→ DATA FOR PROCESSING
⟨

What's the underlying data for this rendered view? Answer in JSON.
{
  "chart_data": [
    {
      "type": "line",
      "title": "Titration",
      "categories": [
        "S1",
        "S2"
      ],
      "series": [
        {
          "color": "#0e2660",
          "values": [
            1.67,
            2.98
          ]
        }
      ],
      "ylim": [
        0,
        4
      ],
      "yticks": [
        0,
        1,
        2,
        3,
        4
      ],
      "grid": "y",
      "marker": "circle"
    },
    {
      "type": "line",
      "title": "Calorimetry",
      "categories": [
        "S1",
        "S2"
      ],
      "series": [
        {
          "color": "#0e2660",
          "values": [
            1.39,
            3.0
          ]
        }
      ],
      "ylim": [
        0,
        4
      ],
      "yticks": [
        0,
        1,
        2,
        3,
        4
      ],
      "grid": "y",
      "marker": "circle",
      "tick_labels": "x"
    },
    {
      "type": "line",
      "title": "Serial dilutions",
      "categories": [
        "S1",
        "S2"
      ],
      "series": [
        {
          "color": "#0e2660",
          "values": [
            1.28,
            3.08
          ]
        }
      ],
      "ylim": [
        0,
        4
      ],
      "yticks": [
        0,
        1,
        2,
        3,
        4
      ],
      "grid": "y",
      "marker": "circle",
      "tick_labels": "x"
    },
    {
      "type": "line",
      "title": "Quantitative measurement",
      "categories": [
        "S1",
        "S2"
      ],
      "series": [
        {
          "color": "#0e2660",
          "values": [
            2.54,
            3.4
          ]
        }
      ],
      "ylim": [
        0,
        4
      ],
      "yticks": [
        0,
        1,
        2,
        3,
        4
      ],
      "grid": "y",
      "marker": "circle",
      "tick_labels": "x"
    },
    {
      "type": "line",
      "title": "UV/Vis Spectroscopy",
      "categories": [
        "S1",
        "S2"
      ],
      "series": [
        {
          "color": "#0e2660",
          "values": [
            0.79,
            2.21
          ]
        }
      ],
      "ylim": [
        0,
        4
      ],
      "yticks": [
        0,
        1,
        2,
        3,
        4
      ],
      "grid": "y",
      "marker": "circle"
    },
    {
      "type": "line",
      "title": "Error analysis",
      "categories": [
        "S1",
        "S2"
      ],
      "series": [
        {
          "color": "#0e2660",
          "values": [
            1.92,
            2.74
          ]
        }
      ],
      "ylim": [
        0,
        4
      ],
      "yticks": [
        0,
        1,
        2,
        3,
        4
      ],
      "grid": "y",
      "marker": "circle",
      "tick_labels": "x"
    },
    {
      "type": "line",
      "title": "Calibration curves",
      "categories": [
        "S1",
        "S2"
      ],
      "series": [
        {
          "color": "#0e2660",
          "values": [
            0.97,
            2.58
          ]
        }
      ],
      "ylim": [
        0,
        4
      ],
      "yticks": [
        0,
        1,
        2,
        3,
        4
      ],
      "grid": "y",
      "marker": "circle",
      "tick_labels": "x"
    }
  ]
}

⟩

→ WORK TO COMPLETE
Copy all the entries verbatim.

→ RESULT OF THE TASK
What's the underlying data for this rendered view? Answer in JSON.
{
  "chart_data": [
    {
      "type": "line",
      "title": "Titration",
      "categories": [
        "S1",
        "S2"
      ],
      "series": [
        {
          "color": "#0e2660",
          "values": [
            1.67,
            2.98
          ]
        }
      ],
      "ylim": [
        0,
        4
      ],
      "yticks": [
        0,
        1,
        2,
        3,
        4
      ],
      "grid": "y",
      "marker": "circle"
    },
    {
      "type": "line",
      "title": "Calorimetry",
      "categories": [
        "S1",
        "S2"
      ],
      "series": [
        {
          "color": "#0e2660",
          "values": [
            1.39,
            3.0
          ]
        }
      ],
      "ylim": [
        0,
        4
      ],
      "yticks": [
        0,
        1,
        2,
        3,
        4
      ],
      "grid": "y",
      "marker": "circle",
      "tick_labels": "x"
    },
    {
      "type": "line",
      "title": "Serial dilutions",
      "categories": [
        "S1",
        "S2"
      ],
      "series": [
        {
          "color": "#0e2660",
          "values": [
            1.28,
            3.08
          ]
        }
      ],
      "ylim": [
        0,
        4
      ],
      "yticks": [
        0,
        1,
        2,
        3,
        4
      ],
      "grid": "y",
      "marker": "circle",
      "tick_labels": "x"
    },
    {
      "type": "line",
      "title": "Quantitative measurement",
      "categories": [
        "S1",
        "S2"
      ],
      "series": [
        {
          "color": "#0e2660",
          "values": [
            2.54,
            3.4
          ]
        }
      ],
      "ylim": [
        0,
        4
      ],
      "yticks": [
        0,
        1,
        2,
        3,
        4
      ],
      "grid": "y",
      "marker": "circle",
      "tick_labels": "x"
    },
    {
      "type": "line",
      "title": "UV/Vis Spectroscopy",
      "categories": [
        "S1",
        "S2"
      ],
      "series": [
        {
          "color": "#0e2660",
          "values": [
            0.79,
            2.21
          ]
        }
      ],
      "ylim": [
        0,
        4
      ],
      "yticks": [
        0,
        1,
        2,
        3,
        4
      ],
      "grid": "y",
      "marker": "circle"
    },
    {
      "type": "line",
      "title": "Error analysis",
      "categories": [
        "S1",
        "S2"
      ],
      "series": [
        {
          "color": "#0e2660",
          "values": [
            1.92,
            2.74
          ]
        }
      ],
      "ylim": [
        0,
        4
      ],
      "yticks": [
        0,
        1,
        2,
        3,
        4
      ],
      "grid": "y",
      "marker": "circle",
      "tick_labels": "x"
    },
    {
      "type": "line",
      "title": "Calibration curves",
      "categories": [
        "S1",
        "S2"
      ],
      "series": [
        {
          "color": "#0e2660",
          "values": [
            0.97,
            2.58
          ]
        }
      ],
      "ylim": [
        0,
        4
      ],
      "yticks": [
        0,
        1,
        2,
        3,
        4
      ],
      "grid": "y",
      "marker": "circle",
      "tick_labels": "x"
    }
  ]
}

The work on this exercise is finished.